- _Set exercise_: Check each line of the data for "반영하여" and select those that have it.

- _Records for processing_:
>>>

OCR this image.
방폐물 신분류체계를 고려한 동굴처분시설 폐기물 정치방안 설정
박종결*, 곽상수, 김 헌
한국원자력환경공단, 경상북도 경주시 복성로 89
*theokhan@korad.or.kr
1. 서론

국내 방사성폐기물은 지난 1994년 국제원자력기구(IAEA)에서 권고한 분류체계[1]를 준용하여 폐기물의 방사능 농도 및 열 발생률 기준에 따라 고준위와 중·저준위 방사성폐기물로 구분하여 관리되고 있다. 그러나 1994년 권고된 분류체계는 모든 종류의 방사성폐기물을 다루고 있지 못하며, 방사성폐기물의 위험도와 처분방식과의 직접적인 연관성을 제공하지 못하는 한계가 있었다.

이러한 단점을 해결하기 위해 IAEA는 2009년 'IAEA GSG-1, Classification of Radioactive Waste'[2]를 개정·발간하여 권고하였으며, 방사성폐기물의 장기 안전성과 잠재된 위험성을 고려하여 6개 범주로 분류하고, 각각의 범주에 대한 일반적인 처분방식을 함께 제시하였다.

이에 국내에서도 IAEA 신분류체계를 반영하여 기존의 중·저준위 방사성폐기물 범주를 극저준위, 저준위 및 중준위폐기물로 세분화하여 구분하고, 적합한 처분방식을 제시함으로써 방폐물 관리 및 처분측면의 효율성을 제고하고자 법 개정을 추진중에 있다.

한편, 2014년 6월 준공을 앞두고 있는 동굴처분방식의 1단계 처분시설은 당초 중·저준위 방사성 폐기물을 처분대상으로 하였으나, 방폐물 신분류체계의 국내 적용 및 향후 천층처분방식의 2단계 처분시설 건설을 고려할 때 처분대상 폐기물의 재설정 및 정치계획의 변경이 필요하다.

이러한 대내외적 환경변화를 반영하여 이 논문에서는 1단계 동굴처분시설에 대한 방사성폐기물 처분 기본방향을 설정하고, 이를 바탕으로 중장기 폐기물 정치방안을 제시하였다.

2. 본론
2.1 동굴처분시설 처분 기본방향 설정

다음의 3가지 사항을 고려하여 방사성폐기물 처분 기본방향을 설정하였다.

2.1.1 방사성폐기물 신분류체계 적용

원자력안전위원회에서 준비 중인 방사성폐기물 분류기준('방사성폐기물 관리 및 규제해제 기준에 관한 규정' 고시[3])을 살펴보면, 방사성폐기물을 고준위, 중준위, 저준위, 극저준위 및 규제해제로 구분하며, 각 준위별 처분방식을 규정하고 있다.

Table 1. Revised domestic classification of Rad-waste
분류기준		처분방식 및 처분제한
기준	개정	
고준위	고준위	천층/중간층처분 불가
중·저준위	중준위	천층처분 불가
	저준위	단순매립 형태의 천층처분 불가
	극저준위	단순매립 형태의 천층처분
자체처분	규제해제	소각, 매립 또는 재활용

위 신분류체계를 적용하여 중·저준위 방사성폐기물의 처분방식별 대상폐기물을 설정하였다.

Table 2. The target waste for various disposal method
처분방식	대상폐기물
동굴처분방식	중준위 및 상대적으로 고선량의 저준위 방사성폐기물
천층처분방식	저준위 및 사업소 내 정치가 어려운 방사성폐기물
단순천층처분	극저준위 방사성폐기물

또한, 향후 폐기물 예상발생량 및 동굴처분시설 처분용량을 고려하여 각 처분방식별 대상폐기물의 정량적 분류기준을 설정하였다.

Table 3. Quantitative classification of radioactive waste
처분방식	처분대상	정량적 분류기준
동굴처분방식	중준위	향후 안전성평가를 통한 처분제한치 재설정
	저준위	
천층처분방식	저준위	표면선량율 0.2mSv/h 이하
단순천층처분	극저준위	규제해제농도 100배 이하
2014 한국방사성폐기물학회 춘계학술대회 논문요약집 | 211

<<<

- _Full solution_:
이에 국내에서도 IAEA 신분류체계를 반영하여 기존의 중·저준위 방사성폐기물 범주를 극저준위, 저준위 및 중준위폐기물로 세분화하여 구분하고, 적합한 처분방식을 제시함으로써 방폐물 관리 및 처분측면의 효율성을 제고하고자 법 개정을 추진중에 있다.
이러한 대내외적 환경변화를 반영하여 이 논문에서는 1단계 동굴처분시설에 대한 방사성폐기물 처분 기본방향을 설정하고, 이를 바탕으로 중장기 폐기물 정치방안을 제시하였다.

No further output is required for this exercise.